* DIRECTIONS FOR THIS TASK *
Reproduce the listing below without changes, except that pictures are left out.

* MATERIAL FOR THE TASK *
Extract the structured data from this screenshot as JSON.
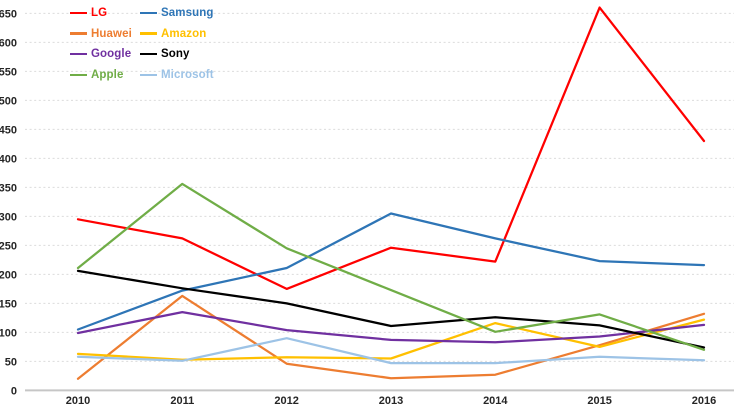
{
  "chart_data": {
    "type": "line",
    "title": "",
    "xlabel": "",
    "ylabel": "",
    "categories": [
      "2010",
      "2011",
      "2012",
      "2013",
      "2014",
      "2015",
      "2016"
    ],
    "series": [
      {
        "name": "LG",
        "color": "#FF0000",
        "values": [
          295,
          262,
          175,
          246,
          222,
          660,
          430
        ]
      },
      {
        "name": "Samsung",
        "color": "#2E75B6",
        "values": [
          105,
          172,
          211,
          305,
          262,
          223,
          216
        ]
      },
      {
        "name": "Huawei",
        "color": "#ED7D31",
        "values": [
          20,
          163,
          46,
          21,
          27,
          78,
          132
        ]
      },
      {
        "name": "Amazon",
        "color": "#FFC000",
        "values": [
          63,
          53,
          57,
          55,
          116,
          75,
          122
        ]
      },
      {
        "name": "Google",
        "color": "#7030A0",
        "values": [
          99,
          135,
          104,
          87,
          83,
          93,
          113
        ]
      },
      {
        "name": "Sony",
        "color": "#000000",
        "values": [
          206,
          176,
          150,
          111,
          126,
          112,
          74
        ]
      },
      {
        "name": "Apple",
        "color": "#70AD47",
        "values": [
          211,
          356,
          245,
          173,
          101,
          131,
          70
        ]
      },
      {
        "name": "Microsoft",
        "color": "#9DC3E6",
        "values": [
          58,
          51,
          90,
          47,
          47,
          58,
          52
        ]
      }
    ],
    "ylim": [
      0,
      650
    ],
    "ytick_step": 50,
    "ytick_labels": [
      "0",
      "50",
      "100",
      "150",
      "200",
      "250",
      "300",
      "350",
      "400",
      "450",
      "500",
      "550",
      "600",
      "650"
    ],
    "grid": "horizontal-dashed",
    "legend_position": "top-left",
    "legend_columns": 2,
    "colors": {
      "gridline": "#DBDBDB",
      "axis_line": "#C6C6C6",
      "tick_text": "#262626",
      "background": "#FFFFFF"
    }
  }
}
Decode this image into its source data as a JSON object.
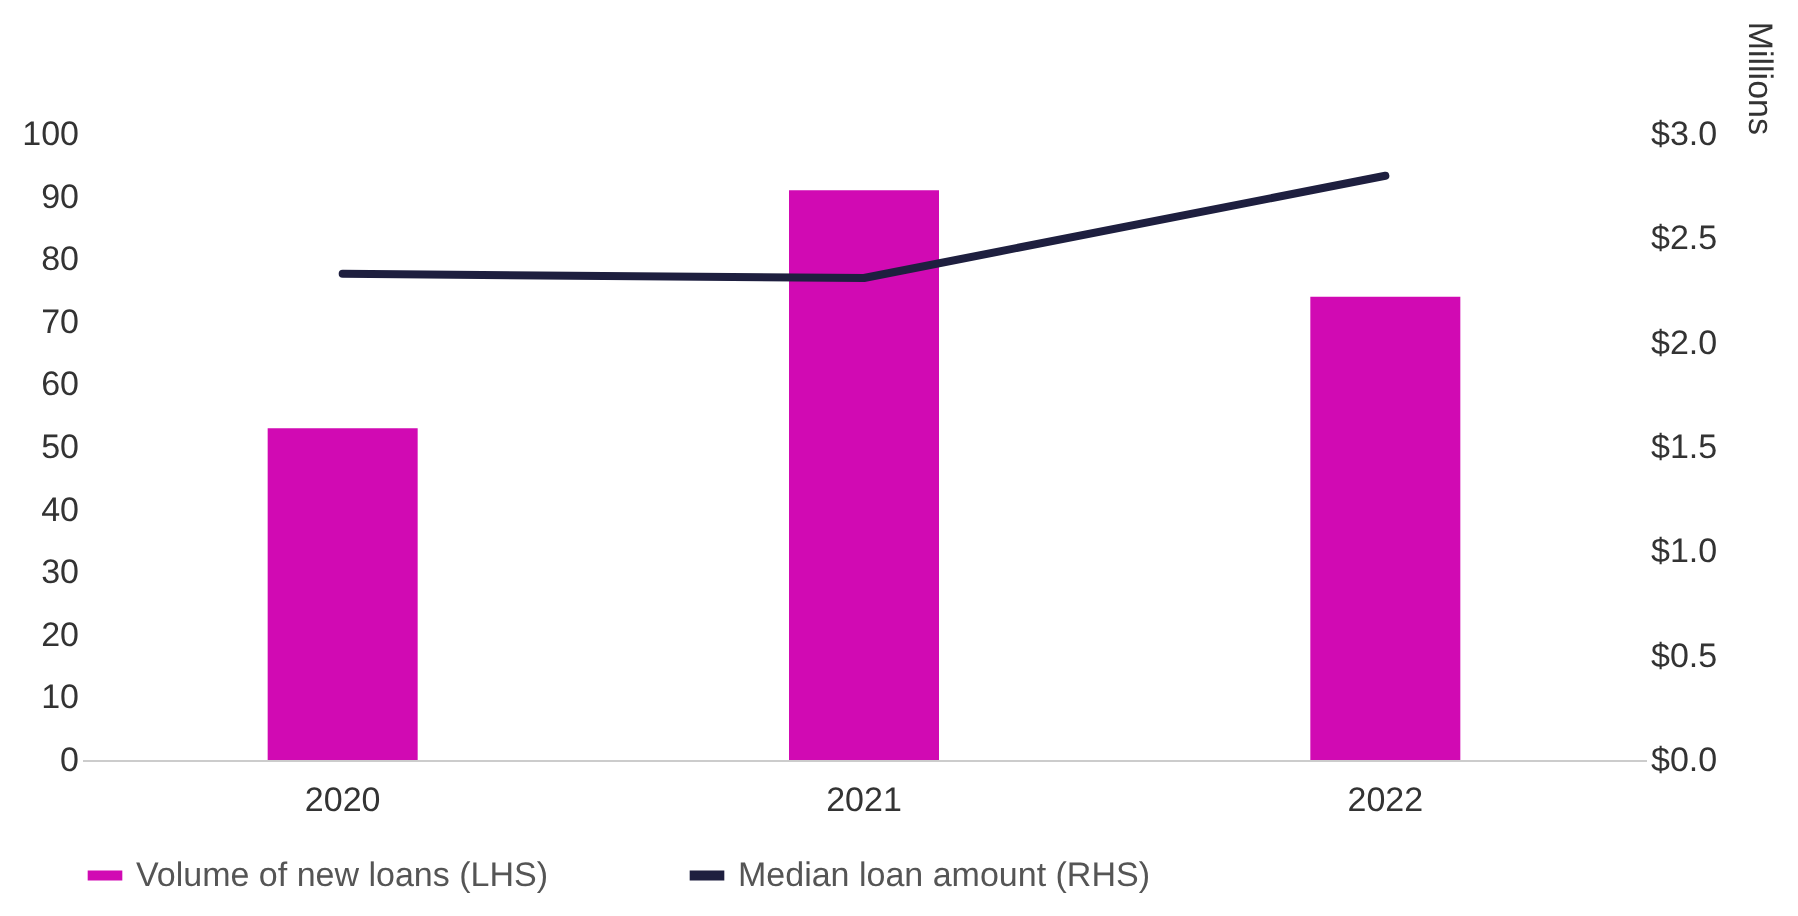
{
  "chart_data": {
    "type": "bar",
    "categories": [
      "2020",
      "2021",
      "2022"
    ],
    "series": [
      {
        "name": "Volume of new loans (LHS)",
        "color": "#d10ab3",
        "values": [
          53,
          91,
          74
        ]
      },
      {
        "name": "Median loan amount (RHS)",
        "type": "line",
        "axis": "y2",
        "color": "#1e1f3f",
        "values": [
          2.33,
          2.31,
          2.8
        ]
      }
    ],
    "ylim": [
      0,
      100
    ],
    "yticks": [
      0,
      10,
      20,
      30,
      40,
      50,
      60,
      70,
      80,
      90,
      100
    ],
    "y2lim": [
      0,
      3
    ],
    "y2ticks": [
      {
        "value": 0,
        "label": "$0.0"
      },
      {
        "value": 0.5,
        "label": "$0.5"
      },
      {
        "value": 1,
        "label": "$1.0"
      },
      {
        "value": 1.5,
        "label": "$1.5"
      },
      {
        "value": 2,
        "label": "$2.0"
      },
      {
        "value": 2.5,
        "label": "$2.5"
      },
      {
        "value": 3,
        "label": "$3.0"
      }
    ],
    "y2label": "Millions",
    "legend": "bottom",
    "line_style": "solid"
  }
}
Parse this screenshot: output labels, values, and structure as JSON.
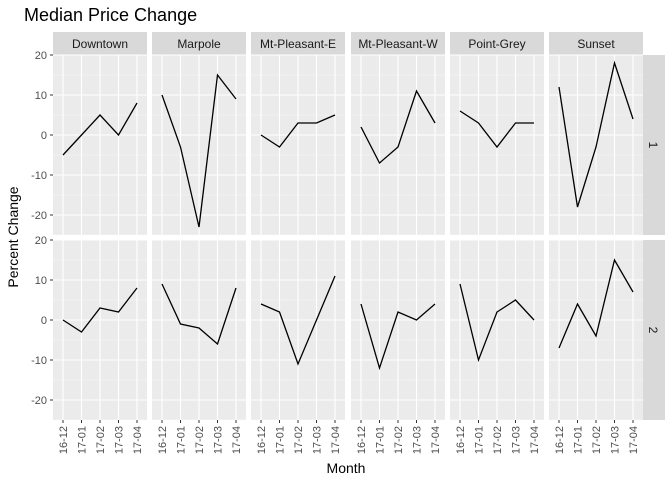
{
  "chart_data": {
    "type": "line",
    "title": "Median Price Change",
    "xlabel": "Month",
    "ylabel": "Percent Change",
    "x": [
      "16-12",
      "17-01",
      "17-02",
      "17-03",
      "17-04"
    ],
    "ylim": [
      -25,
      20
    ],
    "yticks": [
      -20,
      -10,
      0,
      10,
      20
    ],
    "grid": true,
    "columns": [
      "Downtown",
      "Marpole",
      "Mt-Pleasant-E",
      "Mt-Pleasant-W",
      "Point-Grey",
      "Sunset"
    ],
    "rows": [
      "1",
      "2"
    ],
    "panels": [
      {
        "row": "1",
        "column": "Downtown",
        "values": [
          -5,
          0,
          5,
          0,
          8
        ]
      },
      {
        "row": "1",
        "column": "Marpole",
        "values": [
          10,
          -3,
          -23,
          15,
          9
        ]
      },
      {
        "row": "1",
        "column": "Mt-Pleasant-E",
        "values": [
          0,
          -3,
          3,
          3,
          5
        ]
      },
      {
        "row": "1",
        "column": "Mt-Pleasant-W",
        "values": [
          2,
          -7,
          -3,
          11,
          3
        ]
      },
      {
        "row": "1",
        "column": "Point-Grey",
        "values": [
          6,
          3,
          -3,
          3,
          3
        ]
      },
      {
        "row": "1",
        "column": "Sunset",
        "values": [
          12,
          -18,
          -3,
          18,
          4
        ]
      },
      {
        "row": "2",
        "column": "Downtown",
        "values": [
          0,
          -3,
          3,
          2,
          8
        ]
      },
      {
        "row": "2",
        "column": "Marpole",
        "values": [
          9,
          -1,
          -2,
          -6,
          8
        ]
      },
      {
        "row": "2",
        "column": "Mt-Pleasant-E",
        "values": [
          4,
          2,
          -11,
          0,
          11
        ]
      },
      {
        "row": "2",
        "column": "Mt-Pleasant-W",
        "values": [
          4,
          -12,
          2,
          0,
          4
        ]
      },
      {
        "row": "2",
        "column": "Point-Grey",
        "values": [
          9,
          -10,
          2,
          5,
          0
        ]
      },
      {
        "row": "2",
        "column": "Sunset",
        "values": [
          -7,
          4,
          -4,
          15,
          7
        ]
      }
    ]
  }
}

* WRITTEN ANSWER *
Extract the structured data from this screenshot as JSON.
{
  "chart_data": {
    "type": "line",
    "title": "",
    "xlabel": "",
    "ylabel": "",
    "categories": [
      "2010",
      "2011",
      "2012",
      "2013",
      "2014",
      "2015",
      "2016"
    ],
    "series": [
      {
        "name": "LG",
        "color": "#FF0000",
        "values": [
          295,
          262,
          175,
          246,
          222,
          660,
          430
        ]
      },
      {
        "name": "Samsung",
        "color": "#2E75B6",
        "values": [
          105,
          172,
          211,
          305,
          262,
          223,
          216
        ]
      },
      {
        "name": "Huawei",
        "color": "#ED7D31",
        "values": [
          20,
          163,
          46,
          21,
          27,
          78,
          132
        ]
      },
      {
        "name": "Amazon",
        "color": "#FFC000",
        "values": [
          63,
          53,
          57,
          55,
          116,
          75,
          122
        ]
      },
      {
        "name": "Google",
        "color": "#7030A0",
        "values": [
          99,
          135,
          104,
          87,
          83,
          93,
          113
        ]
      },
      {
        "name": "Sony",
        "color": "#000000",
        "values": [
          206,
          176,
          150,
          111,
          126,
          112,
          74
        ]
      },
      {
        "name": "Apple",
        "color": "#70AD47",
        "values": [
          211,
          356,
          245,
          173,
          101,
          131,
          70
        ]
      },
      {
        "name": "Microsoft",
        "color": "#9DC3E6",
        "values": [
          58,
          51,
          90,
          47,
          47,
          58,
          52
        ]
      }
    ],
    "ylim": [
      0,
      650
    ],
    "ytick_step": 50,
    "ytick_labels": [
      "0",
      "50",
      "100",
      "150",
      "200",
      "250",
      "300",
      "350",
      "400",
      "450",
      "500",
      "550",
      "600",
      "650"
    ],
    "grid": "horizontal-dashed",
    "legend_position": "top-left",
    "legend_columns": 2,
    "colors": {
      "gridline": "#DBDBDB",
      "axis_line": "#C6C6C6",
      "tick_text": "#262626",
      "background": "#FFFFFF"
    }
  }
}
Decode this image into its source data as a JSON object.
{
  "chart_data": {
    "type": "bar",
    "categories": [
      "2020",
      "2021",
      "2022"
    ],
    "series": [
      {
        "name": "Volume of new loans (LHS)",
        "color": "#d10ab3",
        "values": [
          53,
          91,
          74
        ]
      },
      {
        "name": "Median loan amount (RHS)",
        "type": "line",
        "axis": "y2",
        "color": "#1e1f3f",
        "values": [
          2.33,
          2.31,
          2.8
        ]
      }
    ],
    "ylim": [
      0,
      100
    ],
    "yticks": [
      0,
      10,
      20,
      30,
      40,
      50,
      60,
      70,
      80,
      90,
      100
    ],
    "y2lim": [
      0,
      3
    ],
    "y2ticks": [
      {
        "value": 0,
        "label": "$0.0"
      },
      {
        "value": 0.5,
        "label": "$0.5"
      },
      {
        "value": 1,
        "label": "$1.0"
      },
      {
        "value": 1.5,
        "label": "$1.5"
      },
      {
        "value": 2,
        "label": "$2.0"
      },
      {
        "value": 2.5,
        "label": "$2.5"
      },
      {
        "value": 3,
        "label": "$3.0"
      }
    ],
    "y2label": "Millions",
    "legend": "bottom",
    "line_style": "solid"
  }
}
Parse this screenshot: output labels, values, and structure as JSON.
{
  "chart_data": {
    "type": "line",
    "title": "Median Price Change",
    "xlabel": "Month",
    "ylabel": "Percent Change",
    "x": [
      "16-12",
      "17-01",
      "17-02",
      "17-03",
      "17-04"
    ],
    "ylim": [
      -25,
      20
    ],
    "yticks": [
      -20,
      -10,
      0,
      10,
      20
    ],
    "grid": true,
    "columns": [
      "Downtown",
      "Marpole",
      "Mt-Pleasant-E",
      "Mt-Pleasant-W",
      "Point-Grey",
      "Sunset"
    ],
    "rows": [
      "1",
      "2"
    ],
    "panels": [
      {
        "row": "1",
        "column": "Downtown",
        "values": [
          -5,
          0,
          5,
          0,
          8
        ]
      },
      {
        "row": "1",
        "column": "Marpole",
        "values": [
          10,
          -3,
          -23,
          15,
          9
        ]
      },
      {
        "row": "1",
        "column": "Mt-Pleasant-E",
        "values": [
          0,
          -3,
          3,
          3,
          5
        ]
      },
      {
        "row": "1",
        "column": "Mt-Pleasant-W",
        "values": [
          2,
          -7,
          -3,
          11,
          3
        ]
      },
      {
        "row": "1",
        "column": "Point-Grey",
        "values": [
          6,
          3,
          -3,
          3,
          3
        ]
      },
      {
        "row": "1",
        "column": "Sunset",
        "values": [
          12,
          -18,
          -3,
          18,
          4
        ]
      },
      {
        "row": "2",
        "column": "Downtown",
        "values": [
          0,
          -3,
          3,
          2,
          8
        ]
      },
      {
        "row": "2",
        "column": "Marpole",
        "values": [
          9,
          -1,
          -2,
          -6,
          8
        ]
      },
      {
        "row": "2",
        "column": "Mt-Pleasant-E",
        "values": [
          4,
          2,
          -11,
          0,
          11
        ]
      },
      {
        "row": "2",
        "column": "Mt-Pleasant-W",
        "values": [
          4,
          -12,
          2,
          0,
          4
        ]
      },
      {
        "row": "2",
        "column": "Point-Grey",
        "values": [
          9,
          -10,
          2,
          5,
          0
        ]
      },
      {
        "row": "2",
        "column": "Sunset",
        "values": [
          -7,
          4,
          -4,
          15,
          7
        ]
      }
    ]
  }
}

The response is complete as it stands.